§ RANGKAIAN TUGAS:
**a.** Tentukan apakah tiap pernyataan berikut sesuai dengan cuplikan dokumen tentang PT Intraco Penta Tbk: (i) INTA menargetkan laba bersih pada tahun 2022; (ii) total utang IBFN saat ini melebihi Rp 2 triliun; (iii) kreditur IBFN hanya terdiri atas bank BUMN. Jawab ya atau tidak untuk masing-masing dan kutip kata-kata penentunya dari cuplikan dokumen.
**b.** Menurut cuplikan dokumen tentang PT Intraco Penta Tbk, dengan cara apa optimalisasi aset non inti untuk melunasi sebagian utang dilakukan?
**c.** Salin kembali bagian cuplikan dokumen tentang PT Intraco Penta Tbk, mulai dari "INTA sudah menyiapkan" dan berlanjut hingga "lembaga keuangan asing.".

§ CUPLIKAN DOKUMEN:
•••
Reporter: Muhammad Julian | Editor: Handoyo .
KONTAN.CO.ID - JAKARTA. PT Intraco Penta Tbk bersiap memperbaiki kinerja bottom line. Emiten berkode saham INTA itu berharap bisa menekan kerugian bersih secara signifikan pada tahun ini dan membukukan laba bersih pada tahun 2022 mendatang.
INTA sudah menyiapkan sejumlah strategi untuk mendukung tujuan tersebut, termasuk di antaranya mengoptimalisasi aset-aset yang kurang produktif atau aset non inti (non core asset) untuk pelunasan sebagian utang sebagian utang PT Intan Baruprana Finance Tbk (IBFN), anak usaha INTA yang bergerak di jasa pembiayaan.
Asal tahu, menurut catatan manajemen, total utang IBFN saat ini mendekati Rp 1 triliun. Total utang tersebut berasal dari beberapa kreditur yang meliputi sejumlah bank BUMN dan lembaga keuangan asing.
Baca Juga: INTA Ungkit Penjualan Alat Berat Tahun Ini
Direktur Utama INTA, Petrus Halim mengatakan, optimalisasi aset non inti untuk melunasi sebagian utang dilakukan dengan cara menjual ataupun menyewakan aset-aset yang masuk ke dalam kategori ini.
•••
§ KUMPULAN ENTRI:
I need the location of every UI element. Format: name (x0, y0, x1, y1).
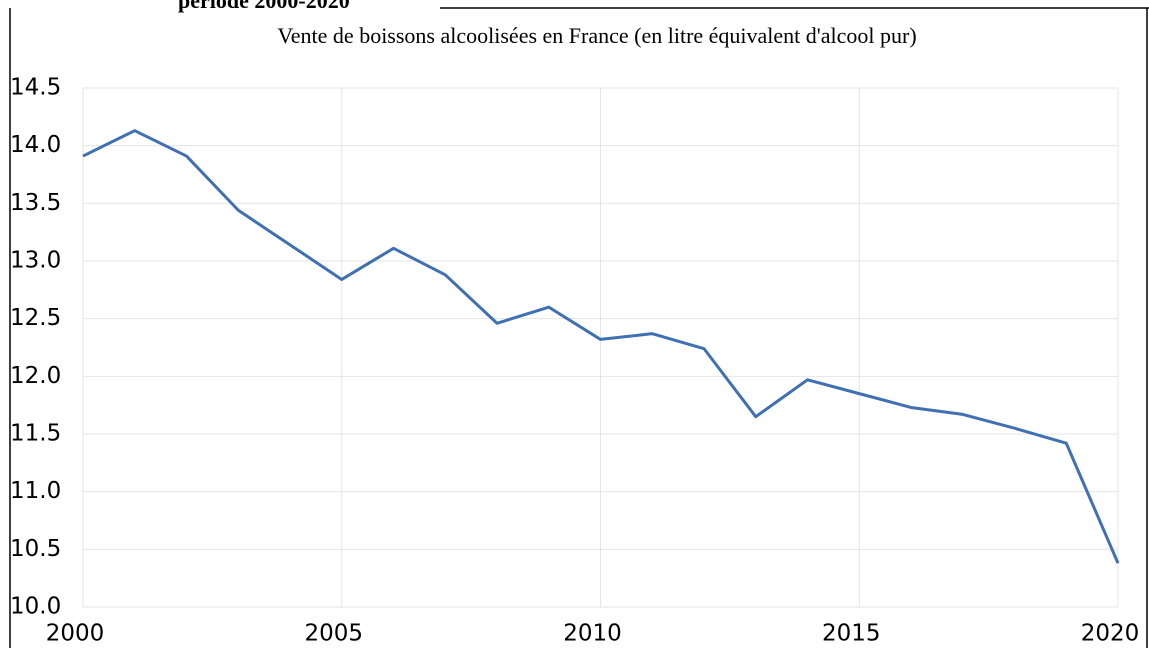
y-tick-label: 11.0 (10, 478, 61, 504)
y-tick-label: 13.0 (10, 248, 61, 274)
y-tick-label: 12.5 (10, 305, 61, 331)
y-tick-label: 10.5 (10, 536, 61, 562)
y-tick-label: 14.0 (10, 132, 61, 158)
y-tick-label: 10.0 (10, 594, 61, 620)
x-tick-label: 2010 (563, 621, 622, 647)
x-tick-label: 2000 (46, 621, 105, 647)
y-tick-label: 13.5 (10, 190, 61, 216)
data-line (82, 129, 1120, 564)
chart-title: période 2000-2020 (178, 0, 350, 13)
y-tick-label: 14.5 (10, 75, 61, 101)
x-tick-label: 2020 (1081, 621, 1140, 647)
x-tick-label: 2015 (822, 621, 881, 647)
y-tick-label: 11.5 (10, 421, 61, 447)
y-tick-label: 12.0 (10, 363, 61, 389)
x-tick-label: 2005 (304, 621, 363, 647)
chart-subtitle: Vente de boissons alcoolisées en France … (277, 23, 916, 48)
•••
§ JAWABAN PER TUGAS:
**a.**
(i) Ya: "membukukan laba bersih pada tahun 2022 mendatang"
(ii) Tidak: "total utang IBFN saat ini mendekati Rp 1 triliun"
(iii) Tidak: "meliputi sejumlah bank BUMN dan lembaga keuangan asing"

**b.** Dengan menjual ataupun menyewakan aset-aset yang masuk ke dalam kategori aset non inti.

**c.**
INTA sudah menyiapkan sejumlah strategi untuk mendukung tujuan tersebut, termasuk di antaranya mengoptimalisasi aset-aset yang kurang produktif atau aset non inti (non core asset) untuk pelunasan sebagian utang sebagian utang PT Intan Baruprana Finance Tbk (IBFN), anak usaha INTA yang bergerak di jasa pembiayaan.
Asal tahu, menurut catatan manajemen, total utang IBFN saat ini mendekati Rp 1 triliun. Total utang tersebut berasal dari beberapa kreditur yang meliputi sejumlah bank BUMN dan lembaga keuangan asing.